[TASK GOAL]: Render the material below as a Markdown table with the columns "Row" and "Line," numbering each line of the material in order and leaving out any blank lines.

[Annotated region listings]
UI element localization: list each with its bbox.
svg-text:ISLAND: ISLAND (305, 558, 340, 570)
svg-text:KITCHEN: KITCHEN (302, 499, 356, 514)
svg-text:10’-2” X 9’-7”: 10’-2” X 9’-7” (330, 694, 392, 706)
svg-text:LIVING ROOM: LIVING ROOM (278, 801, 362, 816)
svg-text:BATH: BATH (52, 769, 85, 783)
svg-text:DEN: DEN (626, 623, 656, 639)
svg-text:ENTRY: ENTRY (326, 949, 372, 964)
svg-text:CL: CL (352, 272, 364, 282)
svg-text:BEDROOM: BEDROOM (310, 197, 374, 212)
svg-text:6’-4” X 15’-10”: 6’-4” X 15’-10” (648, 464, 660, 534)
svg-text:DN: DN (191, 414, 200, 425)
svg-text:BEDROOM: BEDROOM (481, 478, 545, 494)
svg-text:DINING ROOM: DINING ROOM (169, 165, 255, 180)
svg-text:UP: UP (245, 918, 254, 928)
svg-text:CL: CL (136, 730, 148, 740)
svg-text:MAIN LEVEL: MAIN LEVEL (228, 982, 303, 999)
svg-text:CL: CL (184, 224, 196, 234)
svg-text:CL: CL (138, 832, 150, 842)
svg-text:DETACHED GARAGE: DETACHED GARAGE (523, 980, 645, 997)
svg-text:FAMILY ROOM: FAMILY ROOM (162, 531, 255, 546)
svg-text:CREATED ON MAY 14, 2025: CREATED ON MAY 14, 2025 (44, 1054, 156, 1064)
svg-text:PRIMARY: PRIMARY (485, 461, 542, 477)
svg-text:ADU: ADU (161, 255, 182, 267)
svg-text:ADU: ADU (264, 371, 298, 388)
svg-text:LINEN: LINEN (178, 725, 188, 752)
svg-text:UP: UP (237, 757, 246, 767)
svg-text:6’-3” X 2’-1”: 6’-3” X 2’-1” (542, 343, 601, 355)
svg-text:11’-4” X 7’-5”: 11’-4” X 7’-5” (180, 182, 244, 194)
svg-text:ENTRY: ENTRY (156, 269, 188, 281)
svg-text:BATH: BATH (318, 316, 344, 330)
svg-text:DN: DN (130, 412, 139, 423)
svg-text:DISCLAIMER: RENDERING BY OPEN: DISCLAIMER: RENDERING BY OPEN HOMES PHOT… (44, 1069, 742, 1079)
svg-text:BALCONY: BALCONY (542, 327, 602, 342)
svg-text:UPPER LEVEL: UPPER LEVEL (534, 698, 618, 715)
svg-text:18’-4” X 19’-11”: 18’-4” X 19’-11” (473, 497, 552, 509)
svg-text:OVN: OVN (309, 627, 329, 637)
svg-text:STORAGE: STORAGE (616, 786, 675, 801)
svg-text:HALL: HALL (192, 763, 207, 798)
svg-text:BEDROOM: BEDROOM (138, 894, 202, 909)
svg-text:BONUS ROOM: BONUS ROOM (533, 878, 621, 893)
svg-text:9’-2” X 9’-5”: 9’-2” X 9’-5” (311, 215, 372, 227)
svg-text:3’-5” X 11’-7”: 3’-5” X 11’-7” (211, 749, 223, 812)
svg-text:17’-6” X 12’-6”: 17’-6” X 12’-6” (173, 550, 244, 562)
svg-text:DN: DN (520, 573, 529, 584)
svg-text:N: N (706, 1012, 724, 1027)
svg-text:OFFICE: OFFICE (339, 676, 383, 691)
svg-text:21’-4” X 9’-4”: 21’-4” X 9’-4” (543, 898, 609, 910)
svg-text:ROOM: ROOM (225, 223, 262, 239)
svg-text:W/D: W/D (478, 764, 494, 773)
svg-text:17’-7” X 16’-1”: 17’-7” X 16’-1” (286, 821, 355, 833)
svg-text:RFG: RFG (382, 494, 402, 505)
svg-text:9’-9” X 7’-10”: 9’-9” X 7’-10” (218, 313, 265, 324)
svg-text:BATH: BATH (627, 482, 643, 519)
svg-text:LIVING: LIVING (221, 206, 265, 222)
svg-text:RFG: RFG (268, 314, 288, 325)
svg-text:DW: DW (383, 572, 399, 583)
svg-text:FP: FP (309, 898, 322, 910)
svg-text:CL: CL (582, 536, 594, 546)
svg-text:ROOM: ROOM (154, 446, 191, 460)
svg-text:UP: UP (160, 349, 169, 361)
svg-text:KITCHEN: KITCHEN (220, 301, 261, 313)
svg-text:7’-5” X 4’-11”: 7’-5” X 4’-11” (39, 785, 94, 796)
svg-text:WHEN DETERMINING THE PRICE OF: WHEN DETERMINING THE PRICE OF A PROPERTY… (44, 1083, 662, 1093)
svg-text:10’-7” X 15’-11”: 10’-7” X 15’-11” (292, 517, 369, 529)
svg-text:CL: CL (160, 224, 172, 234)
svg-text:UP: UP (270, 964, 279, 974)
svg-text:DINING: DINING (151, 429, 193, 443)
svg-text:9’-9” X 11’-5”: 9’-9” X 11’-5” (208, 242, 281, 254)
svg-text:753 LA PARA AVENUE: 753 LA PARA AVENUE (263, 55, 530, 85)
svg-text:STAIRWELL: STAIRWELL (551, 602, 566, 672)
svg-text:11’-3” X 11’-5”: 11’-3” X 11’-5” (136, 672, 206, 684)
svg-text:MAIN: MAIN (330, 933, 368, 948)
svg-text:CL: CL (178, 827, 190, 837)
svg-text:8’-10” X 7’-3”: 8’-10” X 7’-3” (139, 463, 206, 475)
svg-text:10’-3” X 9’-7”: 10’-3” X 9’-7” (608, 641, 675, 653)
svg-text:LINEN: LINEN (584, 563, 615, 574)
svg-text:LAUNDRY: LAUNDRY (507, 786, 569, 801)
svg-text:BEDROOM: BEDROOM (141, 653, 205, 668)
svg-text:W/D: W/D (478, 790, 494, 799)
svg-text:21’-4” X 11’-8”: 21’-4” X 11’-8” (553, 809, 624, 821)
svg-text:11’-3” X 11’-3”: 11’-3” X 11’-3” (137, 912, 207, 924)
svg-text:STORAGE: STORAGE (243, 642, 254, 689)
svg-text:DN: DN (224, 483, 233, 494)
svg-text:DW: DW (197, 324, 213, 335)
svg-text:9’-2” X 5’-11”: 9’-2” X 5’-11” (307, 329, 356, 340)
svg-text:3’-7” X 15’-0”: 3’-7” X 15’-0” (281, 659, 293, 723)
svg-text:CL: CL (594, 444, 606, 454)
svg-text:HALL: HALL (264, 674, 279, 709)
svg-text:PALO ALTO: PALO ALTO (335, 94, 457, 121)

[EXPECTED OUTPUT]:
| Row | Line |
|---|---|
| 1 | UI element localization: list each with its bbox. |
| 2 | svg-text:ISLAND: ISLAND (305, 558, 340, 570) |
| 3 | svg-text:KITCHEN: KITCHEN (302, 499, 356, 514) |
| 4 | svg-text:10’-2” X 9’-7”: 10’-2” X 9’-7” (330, 694, 392, 706) |
| 5 | svg-text:LIVING ROOM: LIVING ROOM (278, 801, 362, 816) |
| 6 | svg-text:BATH: BATH (52, 769, 85, 783) |
| 7 | svg-text:DEN: DEN (626, 623, 656, 639) |
| 8 | svg-text:ENTRY: ENTRY (326, 949, 372, 964) |
| 9 | svg-text:CL: CL (352, 272, 364, 282) |
| 10 | svg-text:BEDROOM: BEDROOM (310, 197, 374, 212) |
| 11 | svg-text:6’-4” X 15’-10”: 6’-4” X 15’-10” (648, 464, 660, 534) |
| 12 | svg-text:DN: DN (191, 414, 200, 425) |
| 13 | svg-text:BEDROOM: BEDROOM (481, 478, 545, 494) |
| 14 | svg-text:DINING ROOM: DINING ROOM (169, 165, 255, 180) |
| 15 | svg-text:UP: UP (245, 918, 254, 928) |
| 16 | svg-text:CL: CL (136, 730, 148, 740) |
| 17 | svg-text:MAIN LEVEL: MAIN LEVEL (228, 982, 303, 999) |
| 18 | svg-text:CL: CL (184, 224, 196, 234) |
| 19 | svg-text:CL: CL (138, 832, 150, 842) |
| 20 | svg-text:DETACHED GARAGE: DETACHED GARAGE (523, 980, 645, 997) |
| 21 | svg-text:FAMILY ROOM: FAMILY ROOM (162, 531, 255, 546) |
| 22 | svg-text:CREATED ON MAY 14, 2025: CREATED ON MAY 14, 2025 (44, 1054, 156, 1064) |
| 23 | svg-text:PRIMARY: PRIMARY (485, 461, 542, 477) |
| 24 | svg-text:ADU: ADU (161, 255, 182, 267) |
| 25 | svg-text:ADU: ADU (264, 371, 298, 388) |
| 26 | svg-text:LINEN: LINEN (178, 725, 188, 752) |
| 27 | svg-text:UP: UP (237, 757, 246, 767) |
| 28 | svg-text:6’-3” X 2’-1”: 6’-3” X 2’-1” (542, 343, 601, 355) |
| 29 | svg-text:11’-4” X 7’-5”: 11’-4” X 7’-5” (180, 182, 244, 194) |
| 30 | svg-text:ENTRY: ENTRY (156, 269, 188, 281) |
| 31 | svg-text:BATH: BATH (318, 316, 344, 330) |
| 32 | svg-text:DN: DN (130, 412, 139, 423) |
| 33 | svg-text:DISCLAIMER: RENDERING BY OPEN: DISCLAIMER: RENDERING BY OPEN HOMES PHOT… (44, 1069, 742, 1079) |
| 34 | svg-text:BALCONY: BALCONY (542, 327, 602, 342) |
| 35 | svg-text:UPPER LEVEL: UPPER LEVEL (534, 698, 618, 715) |
| 36 | svg-text:18’-4” X 19’-11”: 18’-4” X 19’-11” (473, 497, 552, 509) |
| 37 | svg-text:OVN: OVN (309, 627, 329, 637) |
| 38 | svg-text:STORAGE: STORAGE (616, 786, 675, 801) |
| 39 | svg-text:HALL: HALL (192, 763, 207, 798) |
| 40 | svg-text:BEDROOM: BEDROOM (138, 894, 202, 909) |
| 41 | svg-text:BONUS ROOM: BONUS ROOM (533, 878, 621, 893) |
| 42 | svg-text:9’-2” X 9’-5”: 9’-2” X 9’-5” (311, 215, 372, 227) |
| 43 | svg-text:3’-5” X 11’-7”: 3’-5” X 11’-7” (211, 749, 223, 812) |
| 44 | svg-text:17’-6” X 12’-6”: 17’-6” X 12’-6” (173, 550, 244, 562) |
| 45 | svg-text:DN: DN (520, 573, 529, 584) |
| 46 | svg-text:N: N (706, 1012, 724, 1027) |
| 47 | svg-text:OFFICE: OFFICE (339, 676, 383, 691) |
| 48 | svg-text:21’-4” X 9’-4”: 21’-4” X 9’-4” (543, 898, 609, 910) |
| 49 | svg-text:ROOM: ROOM (225, 223, 262, 239) |
| 50 | svg-text:W/D: W/D (478, 764, 494, 773) |
| 51 | svg-text:17’-7” X 16’-1”: 17’-7” X 16’-1” (286, 821, 355, 833) |
| 52 | svg-text:RFG: RFG (382, 494, 402, 505) |
| 53 | svg-text:9’-9” X 7’-10”: 9’-9” X 7’-10” (218, 313, 265, 324) |
| 54 | svg-text:BATH: BATH (627, 482, 643, 519) |
| 55 | svg-text:LIVING: LIVING (221, 206, 265, 222) |
| 56 | svg-text:RFG: RFG (268, 314, 288, 325) |
| 57 | svg-text:DW: DW (383, 572, 399, 583) |
| 58 | svg-text:FP: FP (309, 898, 322, 910) |
| 59 | svg-text:CL: CL (582, 536, 594, 546) |
| 60 | svg-text:ROOM: ROOM (154, 446, 191, 460) |
| 61 | svg-text:UP: UP (160, 349, 169, 361) |
| 62 | svg-text:KITCHEN: KITCHEN (220, 301, 261, 313) |
| 63 | svg-text:7’-5” X 4’-11”: 7’-5” X 4’-11” (39, 785, 94, 796) |
| 64 | svg-text:WHEN DETERMINING THE PRICE OF: WHEN DETERMINING THE PRICE OF A PROPERTY… (44, 1083, 662, 1093) |
| 65 | svg-text:10’-7” X 15’-11”: 10’-7” X 15’-11” (292, 517, 369, 529) |
| 66 | svg-text:CL: CL (160, 224, 172, 234) |
| 67 | svg-text:UP: UP (270, 964, 279, 974) |
| 68 | svg-text:DINING: DINING (151, 429, 193, 443) |
| 69 | svg-text:9’-9” X 11’-5”: 9’-9” X 11’-5” (208, 242, 281, 254) |
| 70 | svg-text:753 LA PARA AVENUE: 753 LA PARA AVENUE (263, 55, 530, 85) |
| 71 | svg-text:STAIRWELL: STAIRWELL (551, 602, 566, 672) |
| 72 | svg-text:11’-3” X 11’-5”: 11’-3” X 11’-5” (136, 672, 206, 684) |
| 73 | svg-text:MAIN: MAIN (330, 933, 368, 948) |
| 74 | svg-text:CL: CL (178, 827, 190, 837) |
| 75 | svg-text:8’-10” X 7’-3”: 8’-10” X 7’-3” (139, 463, 206, 475) |
| 76 | svg-text:10’-3” X 9’-7”: 10’-3” X 9’-7” (608, 641, 675, 653) |
| 77 | svg-text:LINEN: LINEN (584, 563, 615, 574) |
| 78 | svg-text:LAUNDRY: LAUNDRY (507, 786, 569, 801) |
| 79 | svg-text:BEDROOM: BEDROOM (141, 653, 205, 668) |
| 80 | svg-text:W/D: W/D (478, 790, 494, 799) |
| 81 | svg-text:21’-4” X 11’-8”: 21’-4” X 11’-8” (553, 809, 624, 821) |
| 82 | svg-text:11’-3” X 11’-3”: 11’-3” X 11’-3” (137, 912, 207, 924) |
| 83 | svg-text:STORAGE: STORAGE (243, 642, 254, 689) |
| 84 | svg-text:DN: DN (224, 483, 233, 494) |
| 85 | svg-text:DW: DW (197, 324, 213, 335) |
| 86 | svg-text:9’-2” X 5’-11”: 9’-2” X 5’-11” (307, 329, 356, 340) |
| 87 | svg-text:3’-7” X 15’-0”: 3’-7” X 15’-0” (281, 659, 293, 723) |
| 88 | svg-text:CL: CL (594, 444, 606, 454) |
| 89 | svg-text:HALL: HALL (264, 674, 279, 709) |
| 90 | svg-text:PALO ALTO: PALO ALTO (335, 94, 457, 121) |